» **DOCUMENTO**:

((

Que o macarthismo em marcha não vingue
OPINIÃO | Guerra Rússia – Ucrânia
por Vasco Lourenço, 12 de março de 2022
A guerra na Ucrânia, resultado da agressão da Rússia a esse país – não entro aqui em considerações, sobre as razões e justificações que levaram a um conflito que, como todos os demais deve ser evitado, mas que é mais frequente do que às vezes se pretende fazer crer – tem dado lugar a inevitáveis reacções das várias partes envolvidas.
Em Portugal, os meios de comunicação social, nomeadamente os audiovisuais TV e Rádio, entraram numa calorosa e animada discussão sobre a guerra.
Mais do que informação, lançam para a via pública catadupas de “informação”, mais próprias de acção psicológica, seja sobre o inimigo, seja sobre as nossas tropas, do que aquilo que os cidadãos esperariam de órgãos de comunicação social. Assim se transformando, também eles, em autênticos combatentes.

))

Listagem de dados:
((

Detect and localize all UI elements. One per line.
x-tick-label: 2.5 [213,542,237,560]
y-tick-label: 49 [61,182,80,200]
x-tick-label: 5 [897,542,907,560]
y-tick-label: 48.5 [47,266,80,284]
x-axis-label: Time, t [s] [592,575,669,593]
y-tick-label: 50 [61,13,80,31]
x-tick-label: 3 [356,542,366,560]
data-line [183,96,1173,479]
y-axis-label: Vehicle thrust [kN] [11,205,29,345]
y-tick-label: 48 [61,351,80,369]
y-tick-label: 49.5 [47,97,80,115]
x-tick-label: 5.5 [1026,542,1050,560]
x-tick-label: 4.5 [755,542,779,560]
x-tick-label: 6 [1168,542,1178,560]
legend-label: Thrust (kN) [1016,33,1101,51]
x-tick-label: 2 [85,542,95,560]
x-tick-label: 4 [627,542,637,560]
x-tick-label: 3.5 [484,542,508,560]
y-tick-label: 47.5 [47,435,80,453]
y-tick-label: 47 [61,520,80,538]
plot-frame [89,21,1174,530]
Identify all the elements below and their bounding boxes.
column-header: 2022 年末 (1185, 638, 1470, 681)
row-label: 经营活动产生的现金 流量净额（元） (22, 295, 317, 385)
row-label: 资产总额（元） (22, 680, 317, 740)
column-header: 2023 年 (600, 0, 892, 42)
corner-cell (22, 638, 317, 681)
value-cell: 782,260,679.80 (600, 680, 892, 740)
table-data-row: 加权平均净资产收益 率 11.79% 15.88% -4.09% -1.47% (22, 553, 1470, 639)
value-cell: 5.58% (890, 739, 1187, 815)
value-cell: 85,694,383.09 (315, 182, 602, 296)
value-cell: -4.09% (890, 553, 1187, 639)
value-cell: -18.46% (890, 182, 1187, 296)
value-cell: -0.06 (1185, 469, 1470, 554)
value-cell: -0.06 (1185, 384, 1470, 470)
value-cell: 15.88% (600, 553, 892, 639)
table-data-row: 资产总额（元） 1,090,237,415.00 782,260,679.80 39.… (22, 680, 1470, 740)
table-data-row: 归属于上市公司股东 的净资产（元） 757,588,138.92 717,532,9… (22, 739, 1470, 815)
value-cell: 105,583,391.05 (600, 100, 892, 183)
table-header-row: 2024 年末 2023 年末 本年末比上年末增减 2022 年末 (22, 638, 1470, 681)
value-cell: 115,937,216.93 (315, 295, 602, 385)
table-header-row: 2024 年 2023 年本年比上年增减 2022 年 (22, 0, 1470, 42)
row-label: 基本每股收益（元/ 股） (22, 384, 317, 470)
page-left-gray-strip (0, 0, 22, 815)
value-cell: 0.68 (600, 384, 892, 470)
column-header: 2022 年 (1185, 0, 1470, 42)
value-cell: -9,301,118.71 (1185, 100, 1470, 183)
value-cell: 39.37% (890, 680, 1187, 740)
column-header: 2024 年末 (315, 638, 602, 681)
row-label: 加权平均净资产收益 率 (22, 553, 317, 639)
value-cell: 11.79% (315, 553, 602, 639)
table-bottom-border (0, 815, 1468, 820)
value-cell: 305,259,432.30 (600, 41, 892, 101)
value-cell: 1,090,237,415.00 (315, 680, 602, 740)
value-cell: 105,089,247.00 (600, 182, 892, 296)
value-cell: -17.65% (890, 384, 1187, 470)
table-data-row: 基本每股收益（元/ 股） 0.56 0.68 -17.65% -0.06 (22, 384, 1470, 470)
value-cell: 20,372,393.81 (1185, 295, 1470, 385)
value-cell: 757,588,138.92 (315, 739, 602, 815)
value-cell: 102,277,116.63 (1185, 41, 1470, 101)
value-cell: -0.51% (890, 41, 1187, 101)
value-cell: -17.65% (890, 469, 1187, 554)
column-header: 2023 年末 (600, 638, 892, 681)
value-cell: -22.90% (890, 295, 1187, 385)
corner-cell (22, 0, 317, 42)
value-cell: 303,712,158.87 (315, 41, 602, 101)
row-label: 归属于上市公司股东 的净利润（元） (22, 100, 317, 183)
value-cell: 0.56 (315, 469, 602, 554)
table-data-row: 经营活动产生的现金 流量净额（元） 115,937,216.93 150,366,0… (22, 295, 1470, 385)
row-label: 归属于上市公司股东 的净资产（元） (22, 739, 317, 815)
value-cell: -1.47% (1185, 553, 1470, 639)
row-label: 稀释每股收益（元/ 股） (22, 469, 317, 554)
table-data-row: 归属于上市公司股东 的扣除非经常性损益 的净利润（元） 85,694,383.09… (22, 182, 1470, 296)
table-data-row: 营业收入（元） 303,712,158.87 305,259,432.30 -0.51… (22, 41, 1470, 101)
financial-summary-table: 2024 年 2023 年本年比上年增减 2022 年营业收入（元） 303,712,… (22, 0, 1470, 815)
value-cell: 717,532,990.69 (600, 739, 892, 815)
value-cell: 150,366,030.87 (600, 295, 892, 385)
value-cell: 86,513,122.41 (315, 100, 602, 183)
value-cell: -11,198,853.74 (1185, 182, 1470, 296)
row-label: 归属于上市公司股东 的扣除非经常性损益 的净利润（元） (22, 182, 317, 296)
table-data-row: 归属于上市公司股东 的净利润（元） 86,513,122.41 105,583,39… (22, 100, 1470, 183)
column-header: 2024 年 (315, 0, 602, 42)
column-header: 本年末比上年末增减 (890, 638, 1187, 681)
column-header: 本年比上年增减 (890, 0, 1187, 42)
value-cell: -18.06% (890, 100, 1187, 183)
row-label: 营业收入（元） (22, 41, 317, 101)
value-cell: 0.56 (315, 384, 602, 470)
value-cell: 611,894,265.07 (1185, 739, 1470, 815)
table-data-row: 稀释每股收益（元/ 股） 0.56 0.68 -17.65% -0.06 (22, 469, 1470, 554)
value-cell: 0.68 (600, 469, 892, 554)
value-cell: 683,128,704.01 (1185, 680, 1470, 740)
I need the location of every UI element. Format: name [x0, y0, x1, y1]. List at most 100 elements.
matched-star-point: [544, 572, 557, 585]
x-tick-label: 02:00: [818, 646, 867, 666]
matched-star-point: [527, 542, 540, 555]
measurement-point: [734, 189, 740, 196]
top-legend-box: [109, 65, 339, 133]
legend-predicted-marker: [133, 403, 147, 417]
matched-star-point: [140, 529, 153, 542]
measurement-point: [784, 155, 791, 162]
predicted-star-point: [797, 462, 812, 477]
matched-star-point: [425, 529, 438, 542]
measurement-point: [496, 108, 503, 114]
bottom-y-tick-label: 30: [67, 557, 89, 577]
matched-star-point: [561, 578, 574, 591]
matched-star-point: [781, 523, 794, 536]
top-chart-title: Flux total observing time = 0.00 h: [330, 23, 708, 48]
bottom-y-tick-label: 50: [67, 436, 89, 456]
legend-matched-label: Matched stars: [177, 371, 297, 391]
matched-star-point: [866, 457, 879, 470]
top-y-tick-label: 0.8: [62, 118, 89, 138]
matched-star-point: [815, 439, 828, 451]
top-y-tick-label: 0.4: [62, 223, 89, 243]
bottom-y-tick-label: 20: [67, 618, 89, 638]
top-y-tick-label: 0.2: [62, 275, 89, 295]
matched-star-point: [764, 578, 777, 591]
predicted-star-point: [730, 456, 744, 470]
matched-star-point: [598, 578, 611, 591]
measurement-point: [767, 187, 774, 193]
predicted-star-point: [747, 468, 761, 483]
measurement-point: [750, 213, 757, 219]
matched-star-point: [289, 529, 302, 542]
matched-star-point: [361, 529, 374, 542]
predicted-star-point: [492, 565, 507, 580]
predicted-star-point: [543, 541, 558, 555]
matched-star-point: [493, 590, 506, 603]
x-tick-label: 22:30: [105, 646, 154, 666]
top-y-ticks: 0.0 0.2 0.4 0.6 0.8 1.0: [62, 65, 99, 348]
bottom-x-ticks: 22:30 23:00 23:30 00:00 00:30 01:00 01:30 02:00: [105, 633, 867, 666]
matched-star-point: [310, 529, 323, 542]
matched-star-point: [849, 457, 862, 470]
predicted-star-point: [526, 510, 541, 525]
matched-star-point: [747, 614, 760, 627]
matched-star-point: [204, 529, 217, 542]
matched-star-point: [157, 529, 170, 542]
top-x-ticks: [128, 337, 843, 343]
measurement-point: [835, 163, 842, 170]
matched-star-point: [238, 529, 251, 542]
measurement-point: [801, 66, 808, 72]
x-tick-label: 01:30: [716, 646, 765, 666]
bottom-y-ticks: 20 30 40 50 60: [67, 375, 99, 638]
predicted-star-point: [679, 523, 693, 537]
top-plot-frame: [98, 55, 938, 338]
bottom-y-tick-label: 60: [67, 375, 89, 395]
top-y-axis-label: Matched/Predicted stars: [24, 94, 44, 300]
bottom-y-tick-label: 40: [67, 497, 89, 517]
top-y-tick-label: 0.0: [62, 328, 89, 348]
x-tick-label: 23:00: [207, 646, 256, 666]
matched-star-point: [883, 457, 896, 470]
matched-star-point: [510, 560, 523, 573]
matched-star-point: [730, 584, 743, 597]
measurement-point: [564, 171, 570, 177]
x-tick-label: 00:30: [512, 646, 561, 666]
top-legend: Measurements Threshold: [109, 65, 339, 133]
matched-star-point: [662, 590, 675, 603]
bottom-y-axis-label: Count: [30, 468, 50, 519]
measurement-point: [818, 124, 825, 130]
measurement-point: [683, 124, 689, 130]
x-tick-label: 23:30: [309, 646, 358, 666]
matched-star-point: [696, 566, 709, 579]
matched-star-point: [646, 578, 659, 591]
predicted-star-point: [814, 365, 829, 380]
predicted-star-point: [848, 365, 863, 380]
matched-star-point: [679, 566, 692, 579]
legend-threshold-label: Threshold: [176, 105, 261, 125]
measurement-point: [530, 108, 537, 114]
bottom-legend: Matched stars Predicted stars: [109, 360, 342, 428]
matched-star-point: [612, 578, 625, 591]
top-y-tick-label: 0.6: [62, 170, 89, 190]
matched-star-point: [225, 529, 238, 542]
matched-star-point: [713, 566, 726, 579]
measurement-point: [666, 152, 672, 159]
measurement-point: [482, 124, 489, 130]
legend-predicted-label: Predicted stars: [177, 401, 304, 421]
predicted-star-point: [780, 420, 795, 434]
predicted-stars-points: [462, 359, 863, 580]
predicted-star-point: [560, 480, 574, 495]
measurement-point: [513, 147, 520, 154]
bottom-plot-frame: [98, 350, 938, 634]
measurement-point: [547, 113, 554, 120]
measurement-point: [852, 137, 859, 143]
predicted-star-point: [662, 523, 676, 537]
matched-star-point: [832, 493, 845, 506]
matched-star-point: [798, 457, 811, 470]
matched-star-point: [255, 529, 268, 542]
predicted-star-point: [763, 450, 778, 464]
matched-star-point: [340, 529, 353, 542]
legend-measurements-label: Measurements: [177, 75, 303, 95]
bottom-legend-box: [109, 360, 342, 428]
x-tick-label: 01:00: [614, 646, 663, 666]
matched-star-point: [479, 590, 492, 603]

))

» **O QUE FAZER**:
A) Responda, com base no artigo de opinião, às seguintes perguntas:
(i) Quem assina o artigo?
(ii) Que meios de comunicação social são nomeadamente referidos?
(iii) Em que se transformam esses meios, segundo o artigo?
B) Reescreva o trecho do artigo de opinião que começa com as palavras "Que o macarthismo" e termina em "várias partes envolvidas.", trocando "conflito" por "confronto".
C) Prossiga a redação do artigo de opinião sobre a guerra na Ucrânia e a comunicação social a partir do ponto em que termina.
Os dados não têm qualquer papel no que aqui se pede.

» **RESPOSTAS POR TAREFA**:
A)
(i) Vasco Lourenço.
(ii) Os audiovisuais, TV e Rádio.
(iii) Em autênticos combatentes.

B)
Que o macarthismo em marcha não vingue
OPINIÃO | Guerra Rússia – Ucrânia
por Vasco Lourenço, 12 de março de 2022
A guerra na Ucrânia, resultado da agressão da Rússia a esse país – não entro aqui em considerações, sobre as razões e justificações que levaram a um confronto que, como todos os demais deve ser evitado, mas que é mais frequente do que às vezes se pretende fazer crer – tem dado lugar a inevitáveis reacções das várias partes envolvidas.

C)
Como temos visto, porque a “outra parte” se tem encarregado de o desmascarar, de um e outro lugar, isto é, de uma e outra parte, o recurso à criação e utilização de notícias falsas (hoje conhecidas por fake news) atingiu tal intensidade que torna difícil a um cidadão ficar devidamente elucidado. O que, pelo que se tem visto, pouco interessa à maioria das pessoas. Lamentavelmente, nesta como em muitas outras situações, cada um acredita no que quer acreditar. E quando a “informação ” recebida vai ao encontro disso …
Esta guerra veio encontrar o panorama da “informação” no nosso país numa situação deveras “interessante”: os ditos comentadores – que substituíram os antigos paineleiros, sem ganhos visíveis – autênticas enciclopédias, pois de tudo percebem e são especialistas, muitas vezes não passando de verdadeiros ignorantes encartados – peroram diariamente nos audiovisuais, tentando formatar a opinião de quem ainda tem pachorra para os ouvir.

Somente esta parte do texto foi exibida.